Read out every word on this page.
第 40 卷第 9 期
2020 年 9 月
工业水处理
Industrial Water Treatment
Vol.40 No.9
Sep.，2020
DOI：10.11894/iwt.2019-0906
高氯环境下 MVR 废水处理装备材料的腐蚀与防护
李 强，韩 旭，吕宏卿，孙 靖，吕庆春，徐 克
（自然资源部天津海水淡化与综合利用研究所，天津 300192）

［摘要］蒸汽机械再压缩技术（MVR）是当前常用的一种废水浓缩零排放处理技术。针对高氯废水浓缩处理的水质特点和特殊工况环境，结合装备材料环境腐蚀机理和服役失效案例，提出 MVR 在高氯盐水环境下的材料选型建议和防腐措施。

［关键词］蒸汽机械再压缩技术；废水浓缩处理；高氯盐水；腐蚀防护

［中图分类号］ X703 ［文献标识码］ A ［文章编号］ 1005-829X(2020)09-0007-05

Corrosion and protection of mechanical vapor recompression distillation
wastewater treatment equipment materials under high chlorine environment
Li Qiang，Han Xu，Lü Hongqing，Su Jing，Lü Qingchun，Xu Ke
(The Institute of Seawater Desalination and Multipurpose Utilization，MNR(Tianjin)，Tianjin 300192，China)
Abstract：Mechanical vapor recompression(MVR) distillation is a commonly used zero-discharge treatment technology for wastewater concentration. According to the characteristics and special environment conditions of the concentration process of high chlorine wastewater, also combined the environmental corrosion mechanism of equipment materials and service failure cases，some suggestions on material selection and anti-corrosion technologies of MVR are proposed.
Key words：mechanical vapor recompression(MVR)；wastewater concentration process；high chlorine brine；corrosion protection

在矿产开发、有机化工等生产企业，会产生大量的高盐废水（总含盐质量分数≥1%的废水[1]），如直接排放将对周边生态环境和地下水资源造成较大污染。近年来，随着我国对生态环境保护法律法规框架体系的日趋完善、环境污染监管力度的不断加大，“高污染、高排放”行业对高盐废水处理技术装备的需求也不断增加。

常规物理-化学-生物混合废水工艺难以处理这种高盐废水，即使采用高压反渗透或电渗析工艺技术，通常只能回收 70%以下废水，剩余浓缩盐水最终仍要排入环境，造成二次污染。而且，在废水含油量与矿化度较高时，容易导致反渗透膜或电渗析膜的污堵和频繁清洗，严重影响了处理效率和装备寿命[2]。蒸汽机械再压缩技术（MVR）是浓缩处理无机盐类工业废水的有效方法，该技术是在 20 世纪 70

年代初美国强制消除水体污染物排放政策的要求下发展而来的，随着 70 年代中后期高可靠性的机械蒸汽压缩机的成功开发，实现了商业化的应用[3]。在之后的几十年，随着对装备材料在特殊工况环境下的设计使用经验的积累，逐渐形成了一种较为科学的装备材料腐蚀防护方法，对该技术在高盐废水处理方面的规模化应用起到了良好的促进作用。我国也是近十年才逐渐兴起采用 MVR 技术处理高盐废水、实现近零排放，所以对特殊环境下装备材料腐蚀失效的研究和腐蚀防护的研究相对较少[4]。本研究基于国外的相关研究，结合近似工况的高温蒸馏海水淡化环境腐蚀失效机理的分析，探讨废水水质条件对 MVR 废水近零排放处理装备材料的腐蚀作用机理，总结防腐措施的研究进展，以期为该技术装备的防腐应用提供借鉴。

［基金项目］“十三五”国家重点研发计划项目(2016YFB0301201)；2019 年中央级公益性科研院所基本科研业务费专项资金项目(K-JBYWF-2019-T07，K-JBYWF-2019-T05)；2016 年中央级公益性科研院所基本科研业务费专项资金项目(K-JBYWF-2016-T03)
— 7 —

================================

- The exercise -
Copy every record above exactly as it appears.

- Exercise answer -
Read out every word on this page.
第 40 卷第 9 期
2020 年 9 月
工业水处理
Industrial Water Treatment
Vol.40 No.9
Sep.，2020
DOI：10.11894/iwt.2019-0906
高氯环境下 MVR 废水处理装备材料的腐蚀与防护
李 强，韩 旭，吕宏卿，孙 靖，吕庆春，徐 克
（自然资源部天津海水淡化与综合利用研究所，天津 300192）

［摘要］蒸汽机械再压缩技术（MVR）是当前常用的一种废水浓缩零排放处理技术。针对高氯废水浓缩处理的水质特点和特殊工况环境，结合装备材料环境腐蚀机理和服役失效案例，提出 MVR 在高氯盐水环境下的材料选型建议和防腐措施。

［关键词］蒸汽机械再压缩技术；废水浓缩处理；高氯盐水；腐蚀防护

［中图分类号］ X703 ［文献标识码］ A ［文章编号］ 1005-829X(2020)09-0007-05

Corrosion and protection of mechanical vapor recompression distillation
wastewater treatment equipment materials under high chlorine environment
Li Qiang，Han Xu，Lü Hongqing，Su Jing，Lü Qingchun，Xu Ke
(The Institute of Seawater Desalination and Multipurpose Utilization，MNR(Tianjin)，Tianjin 300192，China)
Abstract：Mechanical vapor recompression(MVR) distillation is a commonly used zero-discharge treatment technology for wastewater concentration. According to the characteristics and special environment conditions of the concentration process of high chlorine wastewater, also combined the environmental corrosion mechanism of equipment materials and service failure cases，some suggestions on material selection and anti-corrosion technologies of MVR are proposed.
Key words：mechanical vapor recompression(MVR)；wastewater concentration process；high chlorine brine；corrosion protection

在矿产开发、有机化工等生产企业，会产生大量的高盐废水（总含盐质量分数≥1%的废水[1]），如直接排放将对周边生态环境和地下水资源造成较大污染。近年来，随着我国对生态环境保护法律法规框架体系的日趋完善、环境污染监管力度的不断加大，“高污染、高排放”行业对高盐废水处理技术装备的需求也不断增加。

常规物理-化学-生物混合废水工艺难以处理这种高盐废水，即使采用高压反渗透或电渗析工艺技术，通常只能回收 70%以下废水，剩余浓缩盐水最终仍要排入环境，造成二次污染。而且，在废水含油量与矿化度较高时，容易导致反渗透膜或电渗析膜的污堵和频繁清洗，严重影响了处理效率和装备寿命[2]。蒸汽机械再压缩技术（MVR）是浓缩处理无机盐类工业废水的有效方法，该技术是在 20 世纪 70

年代初美国强制消除水体污染物排放政策的要求下发展而来的，随着 70 年代中后期高可靠性的机械蒸汽压缩机的成功开发，实现了商业化的应用[3]。在之后的几十年，随着对装备材料在特殊工况环境下的设计使用经验的积累，逐渐形成了一种较为科学的装备材料腐蚀防护方法，对该技术在高盐废水处理方面的规模化应用起到了良好的促进作用。我国也是近十年才逐渐兴起采用 MVR 技术处理高盐废水、实现近零排放，所以对特殊环境下装备材料腐蚀失效的研究和腐蚀防护的研究相对较少[4]。本研究基于国外的相关研究，结合近似工况的高温蒸馏海水淡化环境腐蚀失效机理的分析，探讨废水水质条件对 MVR 废水近零排放处理装备材料的腐蚀作用机理，总结防腐措施的研究进展，以期为该技术装备的防腐应用提供借鉴。

［基金项目］“十三五”国家重点研发计划项目(2016YFB0301201)；2019 年中央级公益性科研院所基本科研业务费专项资金项目(K-JBYWF-2019-T07，K-JBYWF-2019-T05)；2016 年中央级公益性科研院所基本科研业务费专项资金项目(K-JBYWF-2016-T03)
— 7 —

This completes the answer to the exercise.